§ Short exercise
Reproduce the complete listing without any deviation.

§ Information shown

========================================

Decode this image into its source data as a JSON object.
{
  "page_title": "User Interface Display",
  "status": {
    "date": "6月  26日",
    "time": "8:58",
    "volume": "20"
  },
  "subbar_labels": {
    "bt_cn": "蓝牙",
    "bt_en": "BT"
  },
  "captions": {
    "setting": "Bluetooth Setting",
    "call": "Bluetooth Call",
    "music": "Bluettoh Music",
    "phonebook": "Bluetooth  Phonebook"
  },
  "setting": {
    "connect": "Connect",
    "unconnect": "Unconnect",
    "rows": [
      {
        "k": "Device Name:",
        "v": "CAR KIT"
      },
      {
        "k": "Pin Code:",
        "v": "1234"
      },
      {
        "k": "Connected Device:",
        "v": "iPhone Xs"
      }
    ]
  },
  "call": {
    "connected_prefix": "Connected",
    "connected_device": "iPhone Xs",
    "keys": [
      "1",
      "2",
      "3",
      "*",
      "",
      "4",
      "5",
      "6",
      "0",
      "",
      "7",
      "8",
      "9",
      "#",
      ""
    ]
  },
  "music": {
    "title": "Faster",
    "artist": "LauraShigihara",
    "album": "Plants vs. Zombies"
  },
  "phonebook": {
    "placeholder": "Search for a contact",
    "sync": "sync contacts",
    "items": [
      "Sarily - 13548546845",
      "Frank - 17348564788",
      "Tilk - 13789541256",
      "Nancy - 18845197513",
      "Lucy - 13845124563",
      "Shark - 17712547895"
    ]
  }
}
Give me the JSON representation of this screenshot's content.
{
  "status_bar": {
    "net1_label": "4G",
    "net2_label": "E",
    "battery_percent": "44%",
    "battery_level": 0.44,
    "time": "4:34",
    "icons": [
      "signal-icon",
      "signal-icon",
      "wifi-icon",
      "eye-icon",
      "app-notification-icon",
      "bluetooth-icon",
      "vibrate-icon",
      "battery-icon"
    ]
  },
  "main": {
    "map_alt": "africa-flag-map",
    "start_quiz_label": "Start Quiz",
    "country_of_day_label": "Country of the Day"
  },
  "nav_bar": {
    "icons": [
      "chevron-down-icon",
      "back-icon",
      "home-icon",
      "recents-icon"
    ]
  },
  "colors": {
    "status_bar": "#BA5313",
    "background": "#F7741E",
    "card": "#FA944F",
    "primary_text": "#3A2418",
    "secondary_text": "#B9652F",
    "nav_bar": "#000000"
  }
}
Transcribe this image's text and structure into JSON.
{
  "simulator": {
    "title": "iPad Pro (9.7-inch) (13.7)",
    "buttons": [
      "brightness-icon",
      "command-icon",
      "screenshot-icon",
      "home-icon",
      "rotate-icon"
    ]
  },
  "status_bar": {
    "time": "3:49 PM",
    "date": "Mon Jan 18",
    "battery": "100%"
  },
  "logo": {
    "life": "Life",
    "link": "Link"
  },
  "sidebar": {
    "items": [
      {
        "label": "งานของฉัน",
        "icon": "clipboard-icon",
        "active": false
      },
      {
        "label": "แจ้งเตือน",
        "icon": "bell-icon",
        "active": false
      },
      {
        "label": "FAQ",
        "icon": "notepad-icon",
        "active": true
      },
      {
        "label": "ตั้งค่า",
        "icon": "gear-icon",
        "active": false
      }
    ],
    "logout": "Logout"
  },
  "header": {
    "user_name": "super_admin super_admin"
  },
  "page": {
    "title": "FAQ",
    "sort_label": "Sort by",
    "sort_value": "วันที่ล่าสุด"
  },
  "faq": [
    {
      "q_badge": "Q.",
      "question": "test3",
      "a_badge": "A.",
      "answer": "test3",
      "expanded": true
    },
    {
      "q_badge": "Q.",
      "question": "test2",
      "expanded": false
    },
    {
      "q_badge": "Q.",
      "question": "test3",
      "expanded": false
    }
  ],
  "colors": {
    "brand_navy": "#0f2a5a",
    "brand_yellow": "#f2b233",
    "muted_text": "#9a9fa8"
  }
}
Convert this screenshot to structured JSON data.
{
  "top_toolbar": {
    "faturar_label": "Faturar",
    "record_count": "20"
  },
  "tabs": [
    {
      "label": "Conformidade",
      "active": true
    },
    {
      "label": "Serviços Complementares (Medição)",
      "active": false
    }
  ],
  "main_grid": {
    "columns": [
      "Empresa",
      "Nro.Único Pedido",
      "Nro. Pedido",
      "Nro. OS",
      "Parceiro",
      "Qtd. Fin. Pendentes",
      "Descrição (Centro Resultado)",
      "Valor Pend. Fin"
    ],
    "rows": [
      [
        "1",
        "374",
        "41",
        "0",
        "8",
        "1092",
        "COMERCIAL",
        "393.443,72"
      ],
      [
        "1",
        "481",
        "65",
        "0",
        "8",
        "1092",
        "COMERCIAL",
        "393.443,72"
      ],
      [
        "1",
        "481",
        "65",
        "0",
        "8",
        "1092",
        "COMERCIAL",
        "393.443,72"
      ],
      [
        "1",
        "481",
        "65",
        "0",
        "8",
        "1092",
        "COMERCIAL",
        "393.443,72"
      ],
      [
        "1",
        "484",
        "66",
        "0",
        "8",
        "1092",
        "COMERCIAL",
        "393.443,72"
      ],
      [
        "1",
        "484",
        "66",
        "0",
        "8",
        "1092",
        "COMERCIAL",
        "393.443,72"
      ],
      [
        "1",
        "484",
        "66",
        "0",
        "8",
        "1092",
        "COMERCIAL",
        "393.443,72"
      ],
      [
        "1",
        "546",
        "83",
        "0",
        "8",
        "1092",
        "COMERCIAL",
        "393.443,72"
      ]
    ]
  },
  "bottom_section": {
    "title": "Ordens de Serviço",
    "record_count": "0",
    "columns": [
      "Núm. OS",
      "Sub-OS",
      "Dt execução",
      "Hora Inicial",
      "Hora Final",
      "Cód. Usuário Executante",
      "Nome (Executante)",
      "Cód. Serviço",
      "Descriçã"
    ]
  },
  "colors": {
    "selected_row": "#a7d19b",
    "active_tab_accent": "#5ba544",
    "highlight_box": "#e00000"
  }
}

========================================

§ Problem solution
Decode this image into its source data as a JSON object.
{
  "page_title": "User Interface Display",
  "status": {
    "date": "6月  26日",
    "time": "8:58",
    "volume": "20"
  },
  "subbar_labels": {
    "bt_cn": "蓝牙",
    "bt_en": "BT"
  },
  "captions": {
    "setting": "Bluetooth Setting",
    "call": "Bluetooth Call",
    "music": "Bluettoh Music",
    "phonebook": "Bluetooth  Phonebook"
  },
  "setting": {
    "connect": "Connect",
    "unconnect": "Unconnect",
    "rows": [
      {
        "k": "Device Name:",
        "v": "CAR KIT"
      },
      {
        "k": "Pin Code:",
        "v": "1234"
      },
      {
        "k": "Connected Device:",
        "v": "iPhone Xs"
      }
    ]
  },
  "call": {
    "connected_prefix": "Connected",
    "connected_device": "iPhone Xs",
    "keys": [
      "1",
      "2",
      "3",
      "*",
      "",
      "4",
      "5",
      "6",
      "0",
      "",
      "7",
      "8",
      "9",
      "#",
      ""
    ]
  },
  "music": {
    "title": "Faster",
    "artist": "LauraShigihara",
    "album": "Plants vs. Zombies"
  },
  "phonebook": {
    "placeholder": "Search for a contact",
    "sync": "sync contacts",
    "items": [
      "Sarily - 13548546845",
      "Frank - 17348564788",
      "Tilk - 13789541256",
      "Nancy - 18845197513",
      "Lucy - 13845124563",
      "Shark - 17712547895"
    ]
  }
}
Give me the JSON representation of this screenshot's content.
{
  "status_bar": {
    "net1_label": "4G",
    "net2_label": "E",
    "battery_percent": "44%",
    "battery_level": 0.44,
    "time": "4:34",
    "icons": [
      "signal-icon",
      "signal-icon",
      "wifi-icon",
      "eye-icon",
      "app-notification-icon",
      "bluetooth-icon",
      "vibrate-icon",
      "battery-icon"
    ]
  },
  "main": {
    "map_alt": "africa-flag-map",
    "start_quiz_label": "Start Quiz",
    "country_of_day_label": "Country of the Day"
  },
  "nav_bar": {
    "icons": [
      "chevron-down-icon",
      "back-icon",
      "home-icon",
      "recents-icon"
    ]
  },
  "colors": {
    "status_bar": "#BA5313",
    "background": "#F7741E",
    "card": "#FA944F",
    "primary_text": "#3A2418",
    "secondary_text": "#B9652F",
    "nav_bar": "#000000"
  }
}
Transcribe this image's text and structure into JSON.
{
  "simulator": {
    "title": "iPad Pro (9.7-inch) (13.7)",
    "buttons": [
      "brightness-icon",
      "command-icon",
      "screenshot-icon",
      "home-icon",
      "rotate-icon"
    ]
  },
  "status_bar": {
    "time": "3:49 PM",
    "date": "Mon Jan 18",
    "battery": "100%"
  },
  "logo": {
    "life": "Life",
    "link": "Link"
  },
  "sidebar": {
    "items": [
      {
        "label": "งานของฉัน",
        "icon": "clipboard-icon",
        "active": false
      },
      {
        "label": "แจ้งเตือน",
        "icon": "bell-icon",
        "active": false
      },
      {
        "label": "FAQ",
        "icon": "notepad-icon",
        "active": true
      },
      {
        "label": "ตั้งค่า",
        "icon": "gear-icon",
        "active": false
      }
    ],
    "logout": "Logout"
  },
  "header": {
    "user_name": "super_admin super_admin"
  },
  "page": {
    "title": "FAQ",
    "sort_label": "Sort by",
    "sort_value": "วันที่ล่าสุด"
  },
  "faq": [
    {
      "q_badge": "Q.",
      "question": "test3",
      "a_badge": "A.",
      "answer": "test3",
      "expanded": true
    },
    {
      "q_badge": "Q.",
      "question": "test2",
      "expanded": false
    },
    {
      "q_badge": "Q.",
      "question": "test3",
      "expanded": false
    }
  ],
  "colors": {
    "brand_navy": "#0f2a5a",
    "brand_yellow": "#f2b233",
    "muted_text": "#9a9fa8"
  }
}
Convert this screenshot to structured JSON data.
{
  "top_toolbar": {
    "faturar_label": "Faturar",
    "record_count": "20"
  },
  "tabs": [
    {
      "label": "Conformidade",
      "active": true
    },
    {
      "label": "Serviços Complementares (Medição)",
      "active": false
    }
  ],
  "main_grid": {
    "columns": [
      "Empresa",
      "Nro.Único Pedido",
      "Nro. Pedido",
      "Nro. OS",
      "Parceiro",
      "Qtd. Fin. Pendentes",
      "Descrição (Centro Resultado)",
      "Valor Pend. Fin"
    ],
    "rows": [
      [
        "1",
        "374",
        "41",
        "0",
        "8",
        "1092",
        "COMERCIAL",
        "393.443,72"
      ],
      [
        "1",
        "481",
        "65",
        "0",
        "8",
        "1092",
        "COMERCIAL",
        "393.443,72"
      ],
      [
        "1",
        "481",
        "65",
        "0",
        "8",
        "1092",
        "COMERCIAL",
        "393.443,72"
      ],
      [
        "1",
        "481",
        "65",
        "0",
        "8",
        "1092",
        "COMERCIAL",
        "393.443,72"
      ],
      [
        "1",
        "484",
        "66",
        "0",
        "8",
        "1092",
        "COMERCIAL",
        "393.443,72"
      ],
      [
        "1",
        "484",
        "66",
        "0",
        "8",
        "1092",
        "COMERCIAL",
        "393.443,72"
      ],
      [
        "1",
        "484",
        "66",
        "0",
        "8",
        "1092",
        "COMERCIAL",
        "393.443,72"
      ],
      [
        "1",
        "546",
        "83",
        "0",
        "8",
        "1092",
        "COMERCIAL",
        "393.443,72"
      ]
    ]
  },
  "bottom_section": {
    "title": "Ordens de Serviço",
    "record_count": "0",
    "columns": [
      "Núm. OS",
      "Sub-OS",
      "Dt execução",
      "Hora Inicial",
      "Hora Final",
      "Cód. Usuário Executante",
      "Nome (Executante)",
      "Cód. Serviço",
      "Descriçã"
    ]
  },
  "colors": {
    "selected_row": "#a7d19b",
    "active_tab_accent": "#5ba544",
    "highlight_box": "#e00000"
  }
}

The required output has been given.